> **Work to be completed**
Check every line of the data below for the word "Hours", then give only the number of lines that have it.

[Items from a figure collection]
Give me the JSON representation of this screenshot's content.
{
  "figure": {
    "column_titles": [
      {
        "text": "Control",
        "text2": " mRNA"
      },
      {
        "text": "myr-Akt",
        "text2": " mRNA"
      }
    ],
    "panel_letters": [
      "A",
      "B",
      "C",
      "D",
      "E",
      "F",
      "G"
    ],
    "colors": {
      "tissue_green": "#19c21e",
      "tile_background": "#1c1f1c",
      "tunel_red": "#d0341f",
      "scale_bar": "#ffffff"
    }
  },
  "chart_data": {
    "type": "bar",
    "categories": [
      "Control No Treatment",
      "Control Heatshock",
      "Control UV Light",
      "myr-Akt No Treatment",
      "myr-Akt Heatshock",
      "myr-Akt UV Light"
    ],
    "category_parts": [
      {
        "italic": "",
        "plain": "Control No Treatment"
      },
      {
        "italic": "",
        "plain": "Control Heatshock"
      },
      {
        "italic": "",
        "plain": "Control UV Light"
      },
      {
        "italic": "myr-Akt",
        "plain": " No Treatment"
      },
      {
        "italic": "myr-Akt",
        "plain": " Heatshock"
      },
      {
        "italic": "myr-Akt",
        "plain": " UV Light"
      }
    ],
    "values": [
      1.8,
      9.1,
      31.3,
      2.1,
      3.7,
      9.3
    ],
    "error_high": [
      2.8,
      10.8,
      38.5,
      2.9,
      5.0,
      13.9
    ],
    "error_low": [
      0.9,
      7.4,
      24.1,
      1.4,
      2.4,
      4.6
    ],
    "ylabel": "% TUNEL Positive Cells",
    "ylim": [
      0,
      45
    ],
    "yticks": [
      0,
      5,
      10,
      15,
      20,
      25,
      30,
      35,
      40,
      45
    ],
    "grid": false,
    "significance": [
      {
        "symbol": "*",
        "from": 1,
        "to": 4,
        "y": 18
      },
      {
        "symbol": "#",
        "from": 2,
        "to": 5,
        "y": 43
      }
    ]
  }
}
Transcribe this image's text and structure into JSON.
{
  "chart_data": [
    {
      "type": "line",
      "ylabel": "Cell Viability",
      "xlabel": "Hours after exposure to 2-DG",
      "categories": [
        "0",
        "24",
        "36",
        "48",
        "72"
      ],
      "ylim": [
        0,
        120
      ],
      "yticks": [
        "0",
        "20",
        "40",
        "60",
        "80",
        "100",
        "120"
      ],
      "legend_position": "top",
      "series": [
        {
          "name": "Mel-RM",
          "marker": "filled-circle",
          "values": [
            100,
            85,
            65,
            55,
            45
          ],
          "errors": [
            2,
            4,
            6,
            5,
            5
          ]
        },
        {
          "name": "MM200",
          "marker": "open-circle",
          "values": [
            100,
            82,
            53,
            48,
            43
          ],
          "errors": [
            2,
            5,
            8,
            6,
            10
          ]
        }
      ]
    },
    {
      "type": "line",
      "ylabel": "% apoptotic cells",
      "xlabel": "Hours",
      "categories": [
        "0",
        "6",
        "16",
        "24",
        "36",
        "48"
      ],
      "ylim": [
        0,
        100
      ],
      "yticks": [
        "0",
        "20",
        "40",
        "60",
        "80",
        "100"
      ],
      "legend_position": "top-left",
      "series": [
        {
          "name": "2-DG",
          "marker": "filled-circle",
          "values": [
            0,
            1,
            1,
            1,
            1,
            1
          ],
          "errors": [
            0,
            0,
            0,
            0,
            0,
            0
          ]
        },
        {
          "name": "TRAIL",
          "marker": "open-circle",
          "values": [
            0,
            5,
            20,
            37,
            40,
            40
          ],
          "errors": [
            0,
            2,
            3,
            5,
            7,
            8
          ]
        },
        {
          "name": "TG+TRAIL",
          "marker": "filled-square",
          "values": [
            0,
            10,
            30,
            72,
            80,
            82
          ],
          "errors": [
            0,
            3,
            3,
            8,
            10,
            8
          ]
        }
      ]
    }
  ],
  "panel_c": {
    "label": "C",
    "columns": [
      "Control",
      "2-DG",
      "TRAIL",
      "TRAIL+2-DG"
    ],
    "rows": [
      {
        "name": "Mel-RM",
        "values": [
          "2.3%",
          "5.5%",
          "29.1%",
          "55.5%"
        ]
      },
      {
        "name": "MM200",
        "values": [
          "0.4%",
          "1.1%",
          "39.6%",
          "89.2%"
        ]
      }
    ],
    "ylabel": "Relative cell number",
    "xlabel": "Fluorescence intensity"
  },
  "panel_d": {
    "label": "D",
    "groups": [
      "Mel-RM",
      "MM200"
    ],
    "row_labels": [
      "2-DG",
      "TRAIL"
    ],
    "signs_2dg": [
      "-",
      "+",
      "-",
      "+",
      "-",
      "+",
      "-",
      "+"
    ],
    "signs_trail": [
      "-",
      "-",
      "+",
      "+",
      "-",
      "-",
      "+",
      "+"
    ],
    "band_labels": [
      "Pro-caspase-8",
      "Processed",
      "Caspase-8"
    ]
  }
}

> **Problem solution**
2